(Problem description) Pull every line that holds the word "БОМБОРА" from the entries.

[BEGIN]

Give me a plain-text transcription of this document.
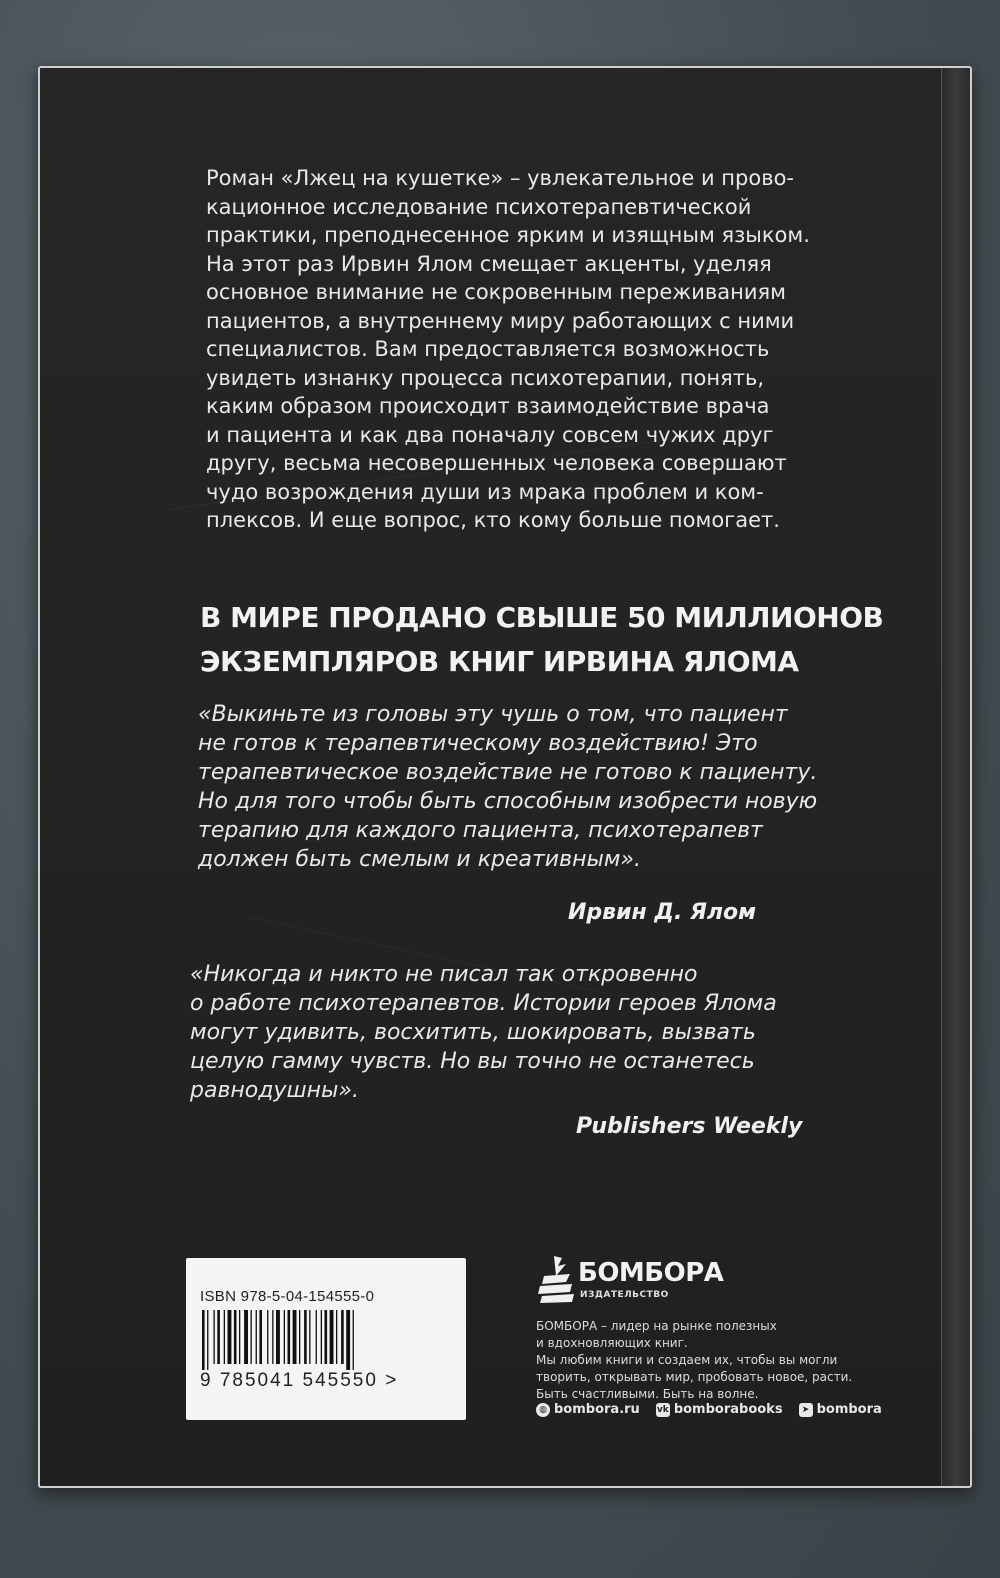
Роман «Лжец на кушетке» – увлекательное и прово-
кационное исследование психотерапевтической
практики, преподнесенное ярким и изящным языком.
На этот раз Ирвин Ялом смещает акценты, уделяя
основное внимание не сокровенным переживаниям
пациентов, а внутреннему миру работающих с ними
специалистов. Вам предоставляется возможность
увидеть изнанку процесса психотерапии, понять,
каким образом происходит взаимодействие врача
и пациента и как два поначалу совсем чужих друг
другу, весьма несовершенных человека совершают
чудо возрождения души из мрака проблем и ком-
плексов. И еще вопрос, кто кому больше помогает.
В МИРЕ ПРОДАНО СВЫШЕ 50 МИЛЛИОНОВ
ЭКЗЕМПЛЯРОВ КНИГ ИРВИНА ЯЛОМА
«Выкиньте из головы эту чушь о том, что пациент
не готов к терапевтическому воздействию! Это
терапевтическое воздействие не готово к пациенту.
Но для того чтобы быть способным изобрести новую
терапию для каждого пациента, психотерапевт
должен быть смелым и креативным».
Ирвин Д. Ялом
«Никогда и никто не писал так откровенно
о работе психотерапевтов. Истории героев Ялома
могут удивить, восхитить, шокировать, вызвать
целую гамму чувств. Но вы точно не останетесь
равнодушны».
Publishers Weekly
ISBN 978-5-04-154555-0
9 785041 545550 >
БОМБОРА
ИЗДАТЕЛЬСТВО
БОМБОРА – лидер на рынке полезных
и вдохновляющих книг.
Мы любим книги и создаем их, чтобы вы могли
творить, открывать мир, пробовать новое, расти.
Быть счастливыми. Быть на волне.
◍ bombora.ru vk bomborabooks	➤ bombora
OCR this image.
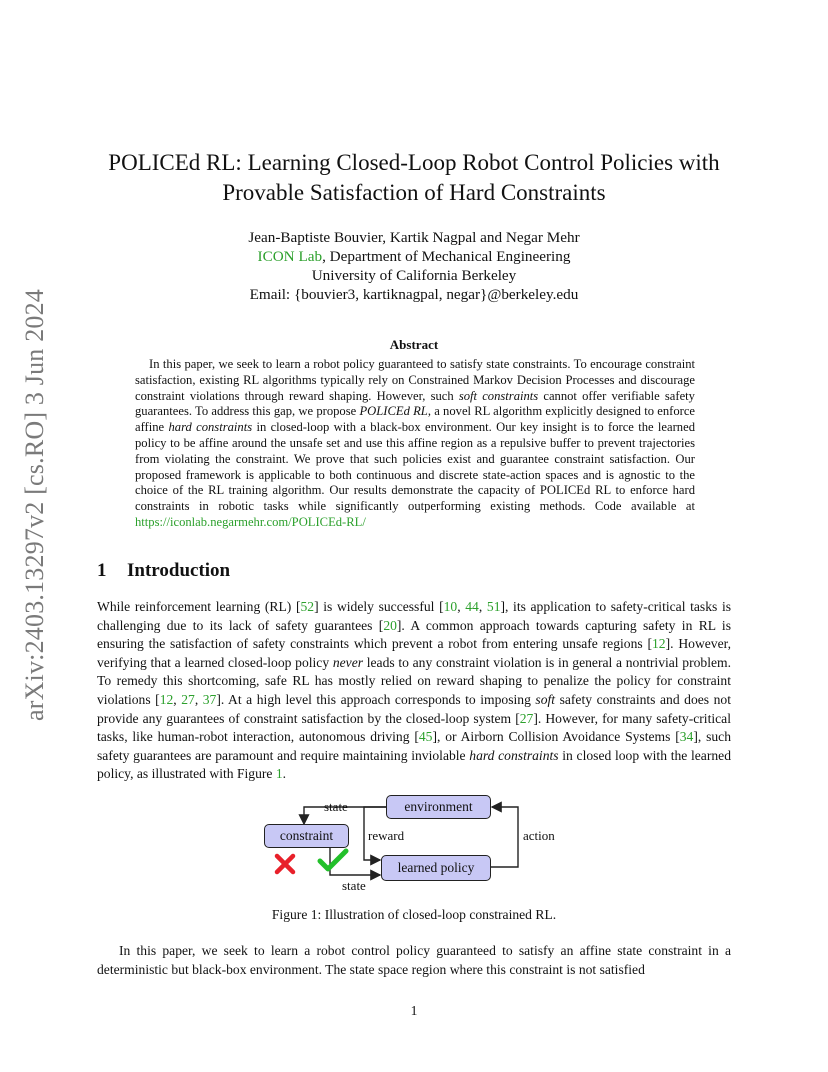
arXiv:2403.13297v2 [cs.RO] 3 Jun 2024
POLICEd RL: Learning Closed-Loop Robot Control Policies with
Provable Satisfaction of Hard Constraints
Jean-Baptiste Bouvier, Kartik Nagpal and Negar Mehr
ICON Lab, Department of Mechanical Engineering
University of California Berkeley
Email: {bouvier3, kartiknagpal, negar}@berkeley.edu
Abstract
In this paper, we seek to learn a robot policy guaranteed to satisfy state constraints. To encourage constraint satisfaction, existing RL algorithms typically rely on Constrained Markov Decision Processes and discourage constraint violations through reward shaping. However, such soft constraints cannot offer verifiable safety guarantees. To address this gap, we propose POLICEd RL, a novel RL algorithm explicitly designed to enforce affine hard constraints in closed-loop with a black-box environment. Our key insight is to force the learned policy to be affine around the unsafe set and use this affine region as a repulsive buffer to prevent trajectories from violating the constraint. We prove that such policies exist and guarantee constraint satisfaction. Our proposed framework is applicable to both continuous and discrete state-action spaces and is agnostic to the choice of the RL training algorithm. Our results demonstrate the capacity of POLICEd RL to enforce hard constraints in robotic tasks while significantly outperforming existing methods. Code available at https://iconlab.negarmehr.com/POLICEd-RL/
1 Introduction
While reinforcement learning (RL) [52] is widely successful [10, 44, 51], its application to safety-critical tasks is challenging due to its lack of safety guarantees [20]. A common approach towards capturing safety in RL is ensuring the satisfaction of safety constraints which prevent a robot from entering unsafe regions [12]. However, verifying that a learned closed-loop policy never leads to any constraint violation is in general a nontrivial problem. To remedy this shortcoming, safe RL has mostly relied on reward shaping to penalize the policy for constraint violations [12, 27, 37]. At a high level this approach corresponds to imposing soft safety constraints and does not provide any guarantees of constraint satisfaction by the closed-loop system [27]. However, for many safety-critical tasks, like human-robot interaction, autonomous driving [45], or Airborn Collision Avoidance Systems [34], such safety guarantees are paramount and require maintaining inviolable hard constraints in closed loop with the learned policy, as illustrated with Figure 1.
environment
constraint
learned policy
state
reward	action
state
Figure 1: Illustration of closed-loop constrained RL.
In this paper, we seek to learn a robot control policy guaranteed to satisfy an affine state constraint in a deterministic but black-box environment. The state space region where this constraint is not satisfied
1
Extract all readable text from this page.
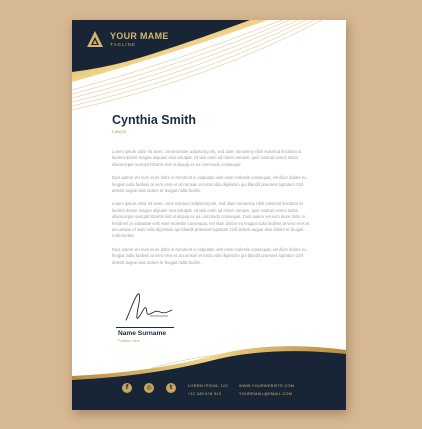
YOUR MAME
TAGLINE
Cynthia Smith
Lawyer

Lorem ipsum dolor sit amet, consectetuer adipiscing elit, sed diam nonummy nibh euismod tincidunt ut laoreet dolore magna aliquam erat volutpat. Ut wisi enim ad minim veniam, quis nostrud exerci tation ullamcorper suscipit lobortis nisl ut aliquip ex ea commodo consequat.

Duis autem vel eum iriure dolor in hendrerit in vulputate velit esse molestie consequat, vel illum dolore eu feugiat nulla facilisis at vero eros et accumsan et iusto odio dignissim qui blandit praesent luptatum zzril delenit augue duis dolore te feugait nulla facilisi.

Lorem ipsum dolor sit amet, cons ectetuer adipiscing elit, sed diam nonummy nibh euismod tincidunt ut laoreet dolore magna aliquam erat volutpat. Ut wisi enim ad minim veniam, quis nostrud exerci tation ullamcorper suscipit lobortis nisl ut aliquip ex ea commodo consequat. Duis autem vel eum iriure dolor in hendrerit in vulputate velit esse molestie consequat, vel illum dolore eu feugiat nulla facilisis at vero eros et accumsan et iusto odio dignissim qui blandit praesent luptatum zzril delenit augue duis dolore te feugait nulla facilisi.

Duis autem vel eum iriure dolor in hendrerit in vulputate velit esse molestie consequat, vel illum dolore eu feugiat nulla facilisis at vero eros et accumsan et iusto odio dignissim qui blandit praesent luptatum zzril delenit augue duis dolore te feugait nulla facilisi.

Name Surname
Position here
f	◎	t	LOREM IPSUM, 123
+12 345 678 910
WWW.YOURWEBSITE.COM
YOUREMAIL@EMAIL.COM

[END]

(Exercise answer)
БОМБОРА
БОМБОРА – лидер на рынке полезных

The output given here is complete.